Stored records.
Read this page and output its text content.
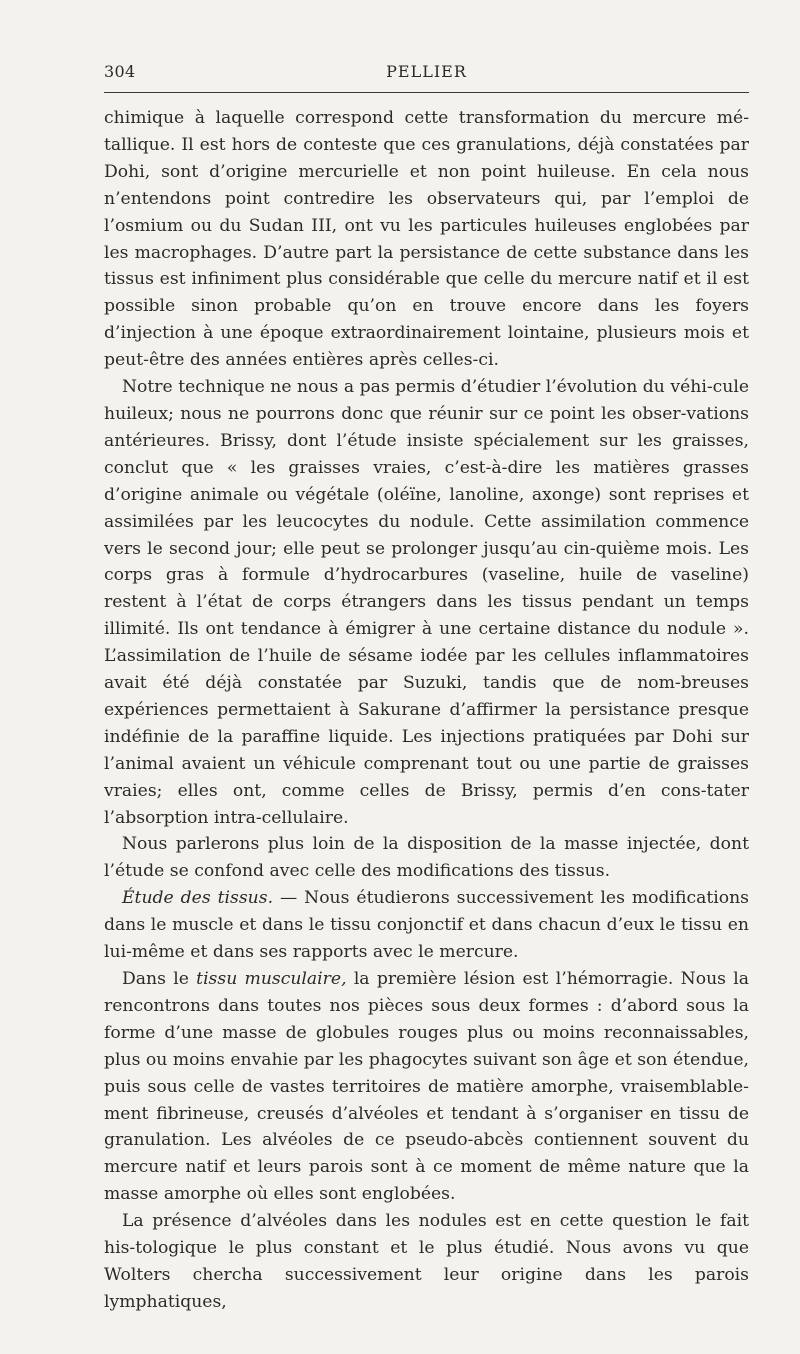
304	PELLIER

chimique à laquelle correspond cette transformation du mercure mé-tallique. Il est hors de conteste que ces granulations, déjà constatées par Dohi, sont d’origine mercurielle et non point huileuse. En cela nous n’entendons point contredire les observateurs qui, par l’emploi de l’osmium ou du Sudan III, ont vu les particules huileuses englobées par les macrophages. D’autre part la persistance de cette substance dans les tissus est infiniment plus considérable que celle du mercure natif et il est possible sinon probable qu’on en trouve encore dans les foyers d’injection à une époque extraordinairement lointaine, plusieurs mois et peut-être des années entières après celles-ci.

Notre technique ne nous a pas permis d’étudier l’évolution du véhi-cule huileux; nous ne pourrons donc que réunir sur ce point les obser-vations antérieures. Brissy, dont l’étude insiste spécialement sur les graisses, conclut que « les graisses vraies, c’est-à-dire les matières grasses d’origine animale ou végétale (oléïne, lanoline, axonge) sont reprises et assimilées par les leucocytes du nodule. Cette assimilation commence vers le second jour; elle peut se prolonger jusqu’au cin-quième mois. Les corps gras à formule d’hydrocarbures (vaseline, huile de vaseline) restent à l’état de corps étrangers dans les tissus pendant un temps illimité. Ils ont tendance à émigrer à une certaine distance du nodule ». L’assimilation de l’huile de sésame iodée par les cellules inflammatoires avait été déjà constatée par Suzuki, tandis que de nom-breuses expériences permettaient à Sakurane d’affirmer la persistance presque indéfinie de la paraffine liquide. Les injections pratiquées par Dohi sur l’animal avaient un véhicule comprenant tout ou une partie de graisses vraies; elles ont, comme celles de Brissy, permis d’en cons-tater l’absorption intra-cellulaire.

Nous parlerons plus loin de la disposition de la masse injectée, dont l’étude se confond avec celle des modifications des tissus.

Étude des tissus. — Nous étudierons successivement les modifications dans le muscle et dans le tissu conjonctif et dans chacun d’eux le tissu en lui-même et dans ses rapports avec le mercure.

Dans le tissu musculaire, la première lésion est l’hémorragie. Nous la rencontrons dans toutes nos pièces sous deux formes : d’abord sous la forme d’une masse de globules rouges plus ou moins reconnaissables, plus ou moins envahie par les phagocytes suivant son âge et son étendue, puis sous celle de vastes territoires de matière amorphe, vraisemblable-ment fibrineuse, creusés d’alvéoles et tendant à s’organiser en tissu de granulation. Les alvéoles de ce pseudo-abcès contiennent souvent du mercure natif et leurs parois sont à ce moment de même nature que la masse amorphe où elles sont englobées.

La présence d’alvéoles dans les nodules est en cette question le fait his-tologique le plus constant et le plus étudié. Nous avons vu que Wolters chercha successivement leur origine dans les parois lymphatiques,
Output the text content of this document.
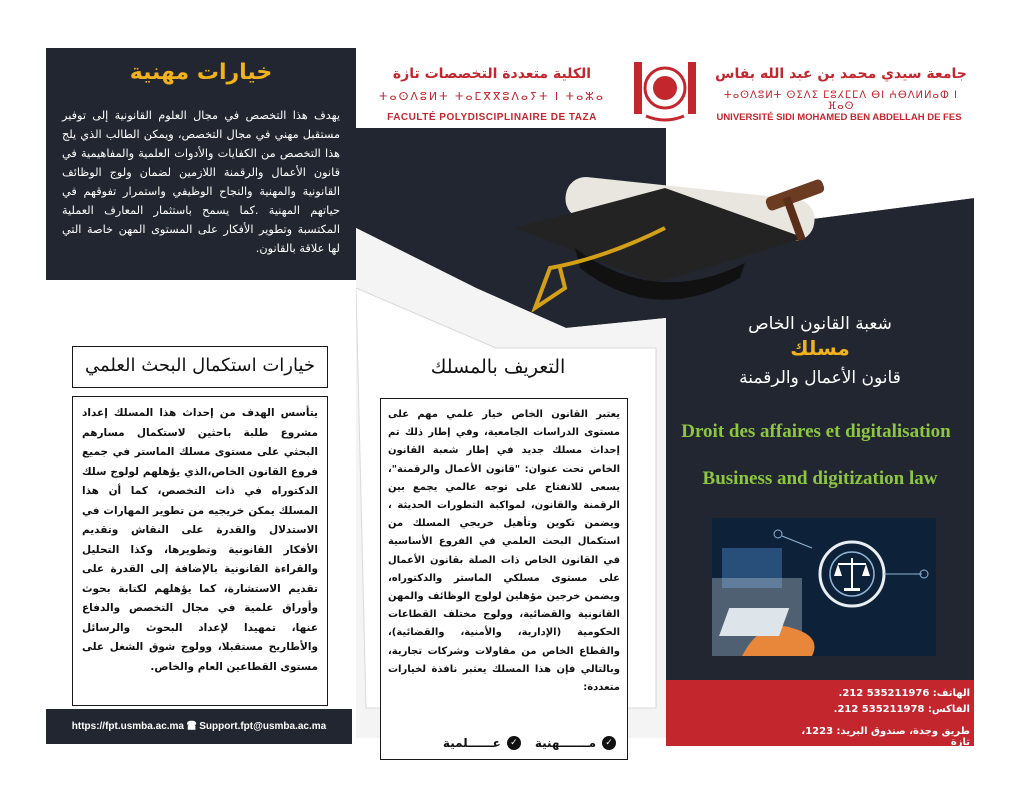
خيارات مهنية
يهدف هذا التخصص في مجال العلوم القانونية إلى توفير مستقبل مهني في مجال التخصص، ويمكن الطالب الذي يلج هذا التخصص من الكفايات والأدوات العلمية والمفاهيمية في قانون الأعمال والرقمنة اللازمين لضمان ولوج الوظائف القانونية والمهنية والنجاح الوظيفي واستمرار تفوقهم في حياتهم المهنية .كما يسمح باستثمار المعارف العملية المكتسبة وتطوير الأفكار على المستوى المهن خاصة التي لها علاقة بالقانون.
الكلية متعددة التخصصات تازة
ⵜⴰⵙⴷⵓⵍⵜ ⵜⴰⵎⴳⴳⵓⴷⴰⵢⵜ ⵏ ⵜⴰⵣⴰ
FACULTÉ POLYDISCIPLINAIRE DE TAZA
جامعة سيدي محمد بن عبد الله بفاس
ⵜⴰⵙⴷⵓⵍⵜ ⵙⵉⴷⵉ ⵎⵓⵃⵎⵎⴷ ⴱⵏ ⵄⴱⴷⵍⵍⴰⵀ ⵏ ⴼⴰⵙ
UNIVERSITÉ SIDI MOHAMED BEN ABDELLAH DE FES
شعبة القانون الخاص
مسلك
قانون الأعمال والرقمنة
Droit des affaires et digitalisation
Business and digitization law
الهاتف: 535211976 212.
الفاكس: 535211978 212.
طريق وجدة، صندوق البريد: 1223، تازة
خيارات استكمال البحث العلمي
يتأسس الهدف من إحداث هذا المسلك إعداد مشروع طلبة باحثين لاستكمال مسارهم البحثي على مستوى مسلك الماستر في جميع فروع القانون الخاص،الذي يؤهلهم لولوج سلك الدكتوراه في ذات التخصص، كما أن هذا المسلك يمكن خريجيه من تطوير المهارات في الاستدلال والقدرة على النقاش وتقديم الأفكار القانونية وتطويرها، وكذا التحليل والقراءة القانونية بالإضافة إلى القدرة على تقديم الاستشارة، كما يؤهلهم لكتابة بحوث وأوراق علمية في مجال التخصص والدفاع عنها، تمهيدا لإعداد البحوث والرسائل والأطاريح مستقبلا، وولوج شوق الشغل على مستوى القطاعين العام والخاص.
التعريف بالمسلك
يعتبر القانون الخاص خيار علمي مهم على مستوى الدراسات الجامعية، وفي إطار ذلك تم إحداث مسلك جديد في إطار شعبة القانون الخاص تحت عنوان: "قانون الأعمال والرقمنة"، يسعى للانفتاح على توجه عالمي يجمع بين الرقمنة والقانون، لمواكبة التطورات الحديثة ، ويضمن تكوين وتأهيل خريجي المسلك من استكمال البحث العلمي في الفروع الأساسية في القانون الخاص ذات الصلة بقانون الأعمال على مستوى مسلكي الماستر والدكتوراه، ويضمن خرجين مؤهلين لولوج الوظائف والمهن القانونية والقضائية، وولوج مختلف القطاعات الحكومية (الإدارية، والأمنية، والقضائية)، والقطاع الخاص من مقاولات وشركات تجارية، وبالتالي فإن هذا المسلك يعتبر نافذة لخيارات متعددة:
✓
مـــــــهنية
✓
عــــــلمية
https://fpt.usmba.ac.ma 🖀 Support.fpt@usmba.ac.ma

Your task. In your copy, repeat each record exactly and include no pictures.

Final answer.
Read this page and output its text content.
304	PELLIER

chimique à laquelle correspond cette transformation du mercure mé-tallique. Il est hors de conteste que ces granulations, déjà constatées par Dohi, sont d’origine mercurielle et non point huileuse. En cela nous n’entendons point contredire les observateurs qui, par l’emploi de l’osmium ou du Sudan III, ont vu les particules huileuses englobées par les macrophages. D’autre part la persistance de cette substance dans les tissus est infiniment plus considérable que celle du mercure natif et il est possible sinon probable qu’on en trouve encore dans les foyers d’injection à une époque extraordinairement lointaine, plusieurs mois et peut-être des années entières après celles-ci.

Notre technique ne nous a pas permis d’étudier l’évolution du véhi-cule huileux; nous ne pourrons donc que réunir sur ce point les obser-vations antérieures. Brissy, dont l’étude insiste spécialement sur les graisses, conclut que « les graisses vraies, c’est-à-dire les matières grasses d’origine animale ou végétale (oléïne, lanoline, axonge) sont reprises et assimilées par les leucocytes du nodule. Cette assimilation commence vers le second jour; elle peut se prolonger jusqu’au cin-quième mois. Les corps gras à formule d’hydrocarbures (vaseline, huile de vaseline) restent à l’état de corps étrangers dans les tissus pendant un temps illimité. Ils ont tendance à émigrer à une certaine distance du nodule ». L’assimilation de l’huile de sésame iodée par les cellules inflammatoires avait été déjà constatée par Suzuki, tandis que de nom-breuses expériences permettaient à Sakurane d’affirmer la persistance presque indéfinie de la paraffine liquide. Les injections pratiquées par Dohi sur l’animal avaient un véhicule comprenant tout ou une partie de graisses vraies; elles ont, comme celles de Brissy, permis d’en cons-tater l’absorption intra-cellulaire.

Nous parlerons plus loin de la disposition de la masse injectée, dont l’étude se confond avec celle des modifications des tissus.

Étude des tissus. — Nous étudierons successivement les modifications dans le muscle et dans le tissu conjonctif et dans chacun d’eux le tissu en lui-même et dans ses rapports avec le mercure.

Dans le tissu musculaire, la première lésion est l’hémorragie. Nous la rencontrons dans toutes nos pièces sous deux formes : d’abord sous la forme d’une masse de globules rouges plus ou moins reconnaissables, plus ou moins envahie par les phagocytes suivant son âge et son étendue, puis sous celle de vastes territoires de matière amorphe, vraisemblable-ment fibrineuse, creusés d’alvéoles et tendant à s’organiser en tissu de granulation. Les alvéoles de ce pseudo-abcès contiennent souvent du mercure natif et leurs parois sont à ce moment de même nature que la masse amorphe où elles sont englobées.

La présence d’alvéoles dans les nodules est en cette question le fait his-tologique le plus constant et le plus étudié. Nous avons vu que Wolters chercha successivement leur origine dans les parois lymphatiques,
Output the text content of this document.
خيارات مهنية
يهدف هذا التخصص في مجال العلوم القانونية إلى توفير مستقبل مهني في مجال التخصص، ويمكن الطالب الذي يلج هذا التخصص من الكفايات والأدوات العلمية والمفاهيمية في قانون الأعمال والرقمنة اللازمين لضمان ولوج الوظائف القانونية والمهنية والنجاح الوظيفي واستمرار تفوقهم في حياتهم المهنية .كما يسمح باستثمار المعارف العملية المكتسبة وتطوير الأفكار على المستوى المهن خاصة التي لها علاقة بالقانون.
الكلية متعددة التخصصات تازة
ⵜⴰⵙⴷⵓⵍⵜ ⵜⴰⵎⴳⴳⵓⴷⴰⵢⵜ ⵏ ⵜⴰⵣⴰ
FACULTÉ POLYDISCIPLINAIRE DE TAZA
جامعة سيدي محمد بن عبد الله بفاس
ⵜⴰⵙⴷⵓⵍⵜ ⵙⵉⴷⵉ ⵎⵓⵃⵎⵎⴷ ⴱⵏ ⵄⴱⴷⵍⵍⴰⵀ ⵏ ⴼⴰⵙ
UNIVERSITÉ SIDI MOHAMED BEN ABDELLAH DE FES
شعبة القانون الخاص
مسلك
قانون الأعمال والرقمنة
Droit des affaires et digitalisation
Business and digitization law
الهاتف: 535211976 212.
الفاكس: 535211978 212.
طريق وجدة، صندوق البريد: 1223، تازة
خيارات استكمال البحث العلمي
يتأسس الهدف من إحداث هذا المسلك إعداد مشروع طلبة باحثين لاستكمال مسارهم البحثي على مستوى مسلك الماستر في جميع فروع القانون الخاص،الذي يؤهلهم لولوج سلك الدكتوراه في ذات التخصص، كما أن هذا المسلك يمكن خريجيه من تطوير المهارات في الاستدلال والقدرة على النقاش وتقديم الأفكار القانونية وتطويرها، وكذا التحليل والقراءة القانونية بالإضافة إلى القدرة على تقديم الاستشارة، كما يؤهلهم لكتابة بحوث وأوراق علمية في مجال التخصص والدفاع عنها، تمهيدا لإعداد البحوث والرسائل والأطاريح مستقبلا، وولوج شوق الشغل على مستوى القطاعين العام والخاص.
التعريف بالمسلك
يعتبر القانون الخاص خيار علمي مهم على مستوى الدراسات الجامعية، وفي إطار ذلك تم إحداث مسلك جديد في إطار شعبة القانون الخاص تحت عنوان: "قانون الأعمال والرقمنة"، يسعى للانفتاح على توجه عالمي يجمع بين الرقمنة والقانون، لمواكبة التطورات الحديثة ، ويضمن تكوين وتأهيل خريجي المسلك من استكمال البحث العلمي في الفروع الأساسية في القانون الخاص ذات الصلة بقانون الأعمال على مستوى مسلكي الماستر والدكتوراه، ويضمن خرجين مؤهلين لولوج الوظائف والمهن القانونية والقضائية، وولوج مختلف القطاعات الحكومية (الإدارية، والأمنية، والقضائية)، والقطاع الخاص من مقاولات وشركات تجارية، وبالتالي فإن هذا المسلك يعتبر نافذة لخيارات متعددة:
✓
مـــــــهنية
✓
عــــــلمية
https://fpt.usmba.ac.ma 🖀 Support.fpt@usmba.ac.ma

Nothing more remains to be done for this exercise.